EXERCISE DIRECTIONS
Check every line below for the word "statement" and copy each one that has it.
** begin STORED ROWS **
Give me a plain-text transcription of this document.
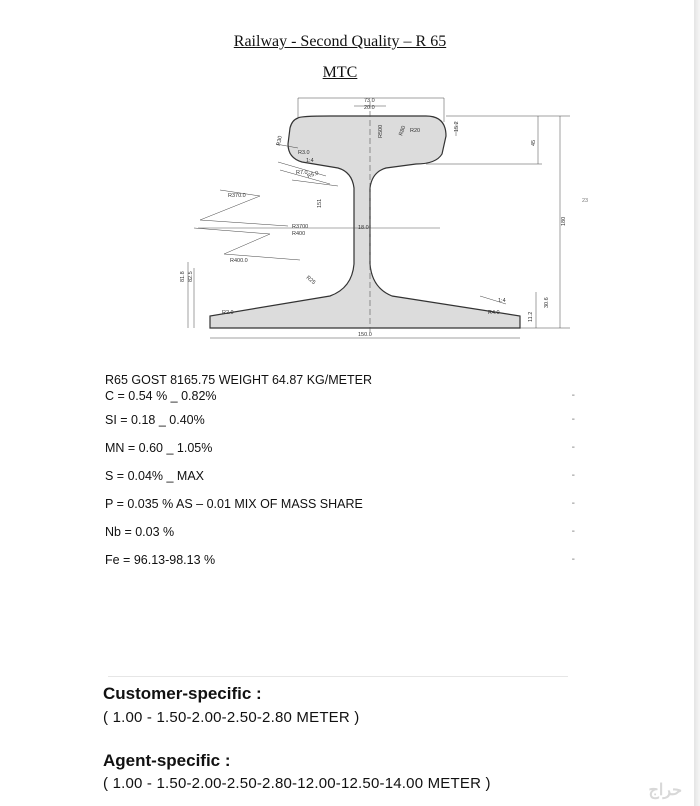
Railway - Second Quality – R 65
MTC
73.0
20.0
R30
R500	R80 R20	15.2
45
180
23
R3.0
1:4
R7.0 R5.0
R370.0
151
R3700
R400
18.0
R400.0
81.8 82.5	R25
1:4
R2.0	R4.0
30.6
11.2
150.0
R65 GOST 8165.75 WEIGHT 64.87 KG/METER
C = 0.54 % _ 0.82%	-
SI = 0.18 _ 0.40%	-
MN = 0.60 _ 1.05%	-
S = 0.04% _ MAX	-
P = 0.035 % AS – 0.01 MIX OF MASS SHARE	-
Nb = 0.03 %	-
Fe = 96.13-98.13 %	-
Customer-specific :
( 1.00 - 1.50-2.00-2.50-2.80 METER )
Agent-specific :
( 1.00 - 1.50-2.00-2.50-2.80-12.00-12.50-14.00 METER )	حراج
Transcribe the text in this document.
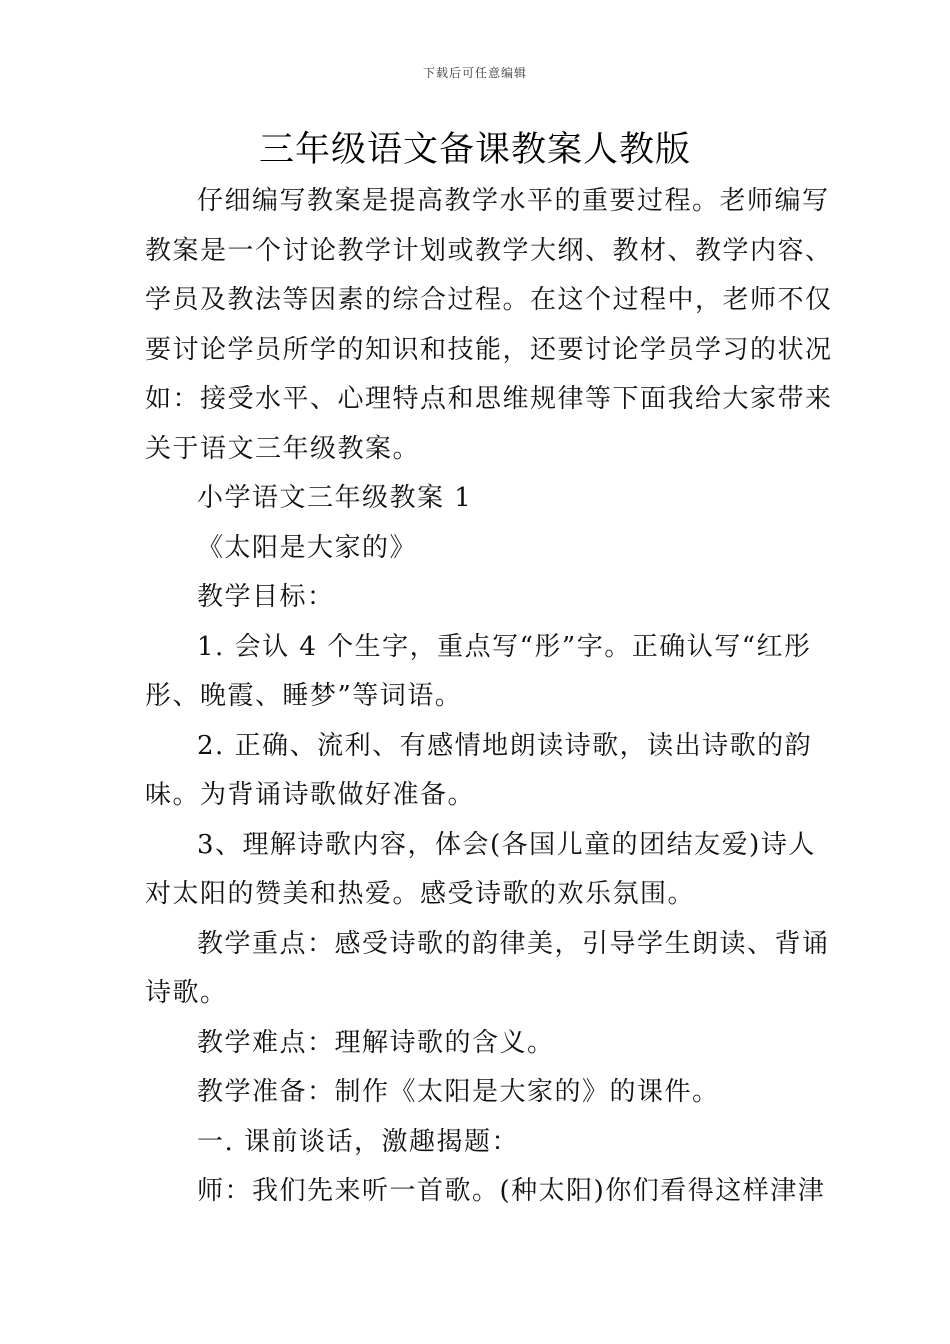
下载后可任意编辑
三年级语文备课教案人教版

仔细编写教案是提高教学水平的重要过程。老师编写教案是一个讨论教学计划或教学大纲、教材、教学内容、学员及教法等因素的综合过程。在这个过程中，老师不仅要讨论学员所学的知识和技能，还要讨论学员学习的状况如：接受水平、心理特点和思维规律等下面我给大家带来关于语文三年级教案。

小学语文三年级教案 1

《太阳是大家的》

教学目标：

1. 会认 4 个生字，重点写“彤”字。正确认写“红彤彤、晚霞、睡梦”等词语。

2. 正确、流利、有感情地朗读诗歌，读出诗歌的韵味。为背诵诗歌做好准备。

3、理解诗歌内容，体会(各国儿童的团结友爱)诗人对太阳的赞美和热爱。感受诗歌的欢乐氛围。

教学重点：感受诗歌的韵律美，引导学生朗读、背诵诗歌。

教学难点：理解诗歌的含义。

教学准备：制作《太阳是大家的》的课件。

一. 课前谈话，激趣揭题：

师：我们先来听一首歌。(种太阳)你们看得这样津津
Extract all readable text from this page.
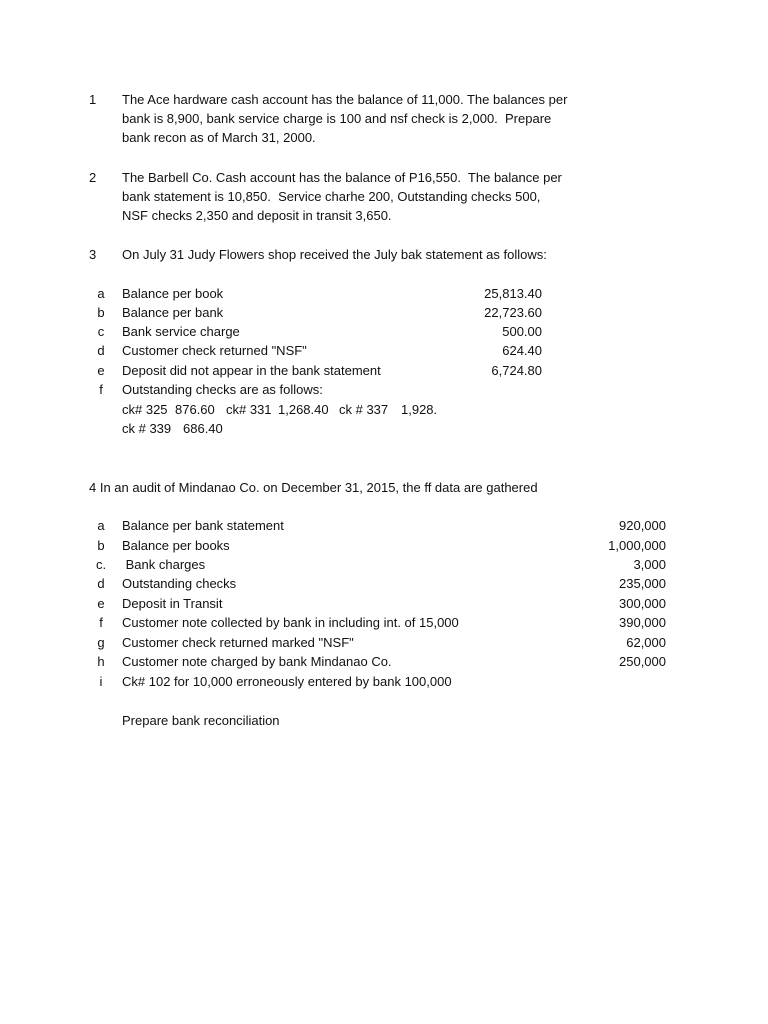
1 The Ace hardware cash account has the balance of 11,000. The balances per
bank is 8,900, bank service charge is 100 and nsf check is 2,000.  Prepare
bank recon as of March 31, 2000.
2 The Barbell Co. Cash account has the balance of P16,550.  The balance per
bank statement is 10,850.  Service charhe 200, Outstanding checks 500,
NSF checks 2,350 and deposit in transit 3,650.
3 On July 31 Judy Flowers shop received the July bak statement as follows:
a	Balance per book	25,813.40
b	Balance per bank	22,723.60
c	Bank service charge	500.00
d	Customer check returned "NSF"	624.40
e	Deposit did not appear in the bank statement	6,724.80
f	Outstanding checks are as follows:
ck# 325 876.60 ck# 331 1,268.40 ck # 337 1,928.
ck # 339 686.40
4 In an audit of Mindanao Co. on December 31, 2015, the ff data are gathered
a	Balance per bank statement	920,000
b	Balance per books	1,000,000
c.	Bank charges	3,000
d	Outstanding checks	235,000
e	Deposit in Transit	300,000
f	Customer note collected by bank in including int. of 15,000	390,000
g	Customer check returned marked "NSF"	62,000
h	Customer note charged by bank Mindanao Co.	250,000
i	Ck# 102 for 10,000 erroneously entered by bank 100,000
Prepare bank reconciliation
** end STORED ROWS **
ANSWER TO THE PROBLEM
bank statement is 10,850.  Service charhe 200, Outstanding checks 500,
3 On July 31 Judy Flowers shop received the July bak statement as follows:
e	Deposit did not appear in the bank statement	6,724.80
a	Balance per bank statement	920,000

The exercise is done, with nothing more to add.